-------- RECORDS TO USE

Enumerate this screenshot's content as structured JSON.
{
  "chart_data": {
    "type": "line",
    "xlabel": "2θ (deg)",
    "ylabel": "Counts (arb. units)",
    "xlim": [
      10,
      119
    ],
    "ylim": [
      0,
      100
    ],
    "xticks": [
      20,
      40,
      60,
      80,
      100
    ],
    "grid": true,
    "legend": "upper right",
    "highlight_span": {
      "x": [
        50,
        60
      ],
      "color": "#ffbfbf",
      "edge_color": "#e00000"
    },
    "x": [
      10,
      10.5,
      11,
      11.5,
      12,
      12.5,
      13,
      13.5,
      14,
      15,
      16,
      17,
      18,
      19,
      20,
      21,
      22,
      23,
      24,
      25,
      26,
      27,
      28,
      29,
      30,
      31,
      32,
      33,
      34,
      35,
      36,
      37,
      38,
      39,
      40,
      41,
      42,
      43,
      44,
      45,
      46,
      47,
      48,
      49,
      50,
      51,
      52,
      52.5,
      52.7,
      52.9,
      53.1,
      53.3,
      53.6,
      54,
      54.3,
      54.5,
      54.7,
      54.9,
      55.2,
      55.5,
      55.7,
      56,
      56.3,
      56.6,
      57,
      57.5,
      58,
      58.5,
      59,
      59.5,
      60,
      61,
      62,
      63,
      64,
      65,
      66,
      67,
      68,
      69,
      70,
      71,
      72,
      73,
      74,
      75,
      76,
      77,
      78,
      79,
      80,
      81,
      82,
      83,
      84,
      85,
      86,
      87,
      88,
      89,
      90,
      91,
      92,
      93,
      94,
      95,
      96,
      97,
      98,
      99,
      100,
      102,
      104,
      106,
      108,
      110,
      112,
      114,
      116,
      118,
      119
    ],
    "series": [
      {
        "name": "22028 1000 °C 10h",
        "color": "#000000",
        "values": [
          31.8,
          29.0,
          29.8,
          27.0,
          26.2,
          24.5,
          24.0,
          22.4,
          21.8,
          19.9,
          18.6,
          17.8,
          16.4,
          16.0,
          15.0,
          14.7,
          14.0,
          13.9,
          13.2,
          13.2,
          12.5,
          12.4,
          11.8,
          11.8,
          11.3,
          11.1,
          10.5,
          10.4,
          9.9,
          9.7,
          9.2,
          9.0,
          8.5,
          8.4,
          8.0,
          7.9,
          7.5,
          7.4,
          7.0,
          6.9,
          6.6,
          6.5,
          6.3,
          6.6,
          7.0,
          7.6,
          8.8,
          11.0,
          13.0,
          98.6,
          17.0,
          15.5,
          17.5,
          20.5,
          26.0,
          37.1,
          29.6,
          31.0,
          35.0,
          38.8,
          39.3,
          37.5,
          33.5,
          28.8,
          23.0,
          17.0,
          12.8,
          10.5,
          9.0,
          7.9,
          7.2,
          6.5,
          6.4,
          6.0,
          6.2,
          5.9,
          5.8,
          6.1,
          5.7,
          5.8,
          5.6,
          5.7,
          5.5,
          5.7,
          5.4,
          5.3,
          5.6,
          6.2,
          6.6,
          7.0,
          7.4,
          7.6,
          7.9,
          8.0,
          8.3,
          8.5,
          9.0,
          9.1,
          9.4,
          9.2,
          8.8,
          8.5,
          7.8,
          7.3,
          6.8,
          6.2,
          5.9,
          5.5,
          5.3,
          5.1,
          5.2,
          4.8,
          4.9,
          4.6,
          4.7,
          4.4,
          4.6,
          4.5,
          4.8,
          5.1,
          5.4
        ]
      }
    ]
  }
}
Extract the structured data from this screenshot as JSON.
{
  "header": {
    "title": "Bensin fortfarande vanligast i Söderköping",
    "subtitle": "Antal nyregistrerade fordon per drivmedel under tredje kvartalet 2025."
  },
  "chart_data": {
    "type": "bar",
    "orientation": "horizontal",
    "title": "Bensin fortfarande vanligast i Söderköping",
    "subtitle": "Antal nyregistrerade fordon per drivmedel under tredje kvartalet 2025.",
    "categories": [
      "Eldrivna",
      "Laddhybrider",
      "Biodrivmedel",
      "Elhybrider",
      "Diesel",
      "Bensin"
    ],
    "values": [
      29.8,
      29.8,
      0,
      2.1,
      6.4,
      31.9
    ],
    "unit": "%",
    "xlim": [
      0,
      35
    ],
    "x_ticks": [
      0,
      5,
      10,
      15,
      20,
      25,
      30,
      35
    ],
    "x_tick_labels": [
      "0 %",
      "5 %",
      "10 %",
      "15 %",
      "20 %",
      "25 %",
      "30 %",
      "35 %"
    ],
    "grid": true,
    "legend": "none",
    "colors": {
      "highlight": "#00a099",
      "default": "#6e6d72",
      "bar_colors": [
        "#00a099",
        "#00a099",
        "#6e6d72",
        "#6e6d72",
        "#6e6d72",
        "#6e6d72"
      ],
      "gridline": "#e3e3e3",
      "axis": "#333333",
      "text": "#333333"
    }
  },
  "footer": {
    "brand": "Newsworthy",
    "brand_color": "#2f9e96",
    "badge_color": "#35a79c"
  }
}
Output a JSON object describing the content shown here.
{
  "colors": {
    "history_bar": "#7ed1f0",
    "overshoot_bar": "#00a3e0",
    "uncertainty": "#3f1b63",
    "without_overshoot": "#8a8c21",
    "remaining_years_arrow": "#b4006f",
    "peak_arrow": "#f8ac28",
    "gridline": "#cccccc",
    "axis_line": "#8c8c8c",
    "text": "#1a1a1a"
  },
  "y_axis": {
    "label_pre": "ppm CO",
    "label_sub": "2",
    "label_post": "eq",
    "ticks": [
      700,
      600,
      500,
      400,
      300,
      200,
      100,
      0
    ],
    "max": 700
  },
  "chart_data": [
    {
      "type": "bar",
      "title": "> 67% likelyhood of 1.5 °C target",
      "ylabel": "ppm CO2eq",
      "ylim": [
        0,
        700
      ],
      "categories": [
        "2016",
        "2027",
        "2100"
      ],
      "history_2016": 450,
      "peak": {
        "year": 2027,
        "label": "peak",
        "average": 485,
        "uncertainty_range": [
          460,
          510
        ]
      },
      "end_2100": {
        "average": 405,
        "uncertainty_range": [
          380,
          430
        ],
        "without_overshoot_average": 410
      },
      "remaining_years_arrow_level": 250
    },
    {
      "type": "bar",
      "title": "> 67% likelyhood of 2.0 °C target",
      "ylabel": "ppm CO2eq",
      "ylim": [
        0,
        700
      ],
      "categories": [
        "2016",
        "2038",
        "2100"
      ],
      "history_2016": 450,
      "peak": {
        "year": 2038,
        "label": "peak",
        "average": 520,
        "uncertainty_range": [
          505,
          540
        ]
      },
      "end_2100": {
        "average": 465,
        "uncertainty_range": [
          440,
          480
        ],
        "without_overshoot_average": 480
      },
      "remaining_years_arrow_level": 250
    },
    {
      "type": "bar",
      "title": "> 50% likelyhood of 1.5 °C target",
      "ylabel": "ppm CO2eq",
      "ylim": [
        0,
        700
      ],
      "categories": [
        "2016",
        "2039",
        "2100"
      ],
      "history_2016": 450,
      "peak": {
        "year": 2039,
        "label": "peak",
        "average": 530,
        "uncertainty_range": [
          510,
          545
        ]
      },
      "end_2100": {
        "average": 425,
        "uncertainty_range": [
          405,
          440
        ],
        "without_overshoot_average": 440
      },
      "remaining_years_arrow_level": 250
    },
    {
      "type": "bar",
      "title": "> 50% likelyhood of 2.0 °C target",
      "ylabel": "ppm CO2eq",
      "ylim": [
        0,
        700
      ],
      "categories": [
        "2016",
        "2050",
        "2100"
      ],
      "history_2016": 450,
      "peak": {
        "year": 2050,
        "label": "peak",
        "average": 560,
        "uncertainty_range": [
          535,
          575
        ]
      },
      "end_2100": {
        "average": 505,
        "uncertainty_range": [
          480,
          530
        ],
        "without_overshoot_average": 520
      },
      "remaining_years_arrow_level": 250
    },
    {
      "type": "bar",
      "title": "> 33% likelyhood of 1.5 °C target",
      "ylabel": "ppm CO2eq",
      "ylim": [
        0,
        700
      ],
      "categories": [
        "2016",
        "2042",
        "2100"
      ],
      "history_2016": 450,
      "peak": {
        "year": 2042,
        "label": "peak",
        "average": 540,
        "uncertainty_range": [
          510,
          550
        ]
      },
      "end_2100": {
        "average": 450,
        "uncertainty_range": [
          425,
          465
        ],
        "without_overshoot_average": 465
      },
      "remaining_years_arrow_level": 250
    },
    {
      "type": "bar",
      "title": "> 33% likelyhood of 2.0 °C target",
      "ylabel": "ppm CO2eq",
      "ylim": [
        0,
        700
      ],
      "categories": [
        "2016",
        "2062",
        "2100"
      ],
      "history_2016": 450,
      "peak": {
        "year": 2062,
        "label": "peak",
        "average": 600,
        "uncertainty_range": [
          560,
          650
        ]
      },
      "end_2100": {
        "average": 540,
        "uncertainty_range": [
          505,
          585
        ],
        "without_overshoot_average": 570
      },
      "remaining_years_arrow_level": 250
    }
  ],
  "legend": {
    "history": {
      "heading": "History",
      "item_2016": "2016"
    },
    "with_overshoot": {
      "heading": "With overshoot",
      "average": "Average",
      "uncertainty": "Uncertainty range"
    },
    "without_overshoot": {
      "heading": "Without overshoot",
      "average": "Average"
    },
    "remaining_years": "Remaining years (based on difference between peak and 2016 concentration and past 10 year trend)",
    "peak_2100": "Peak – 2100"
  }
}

----------------

● **SET TASK**
Going through the data, tally the lines containing "heading" and report only the result.

● **COMPLETE RESPONSE**
3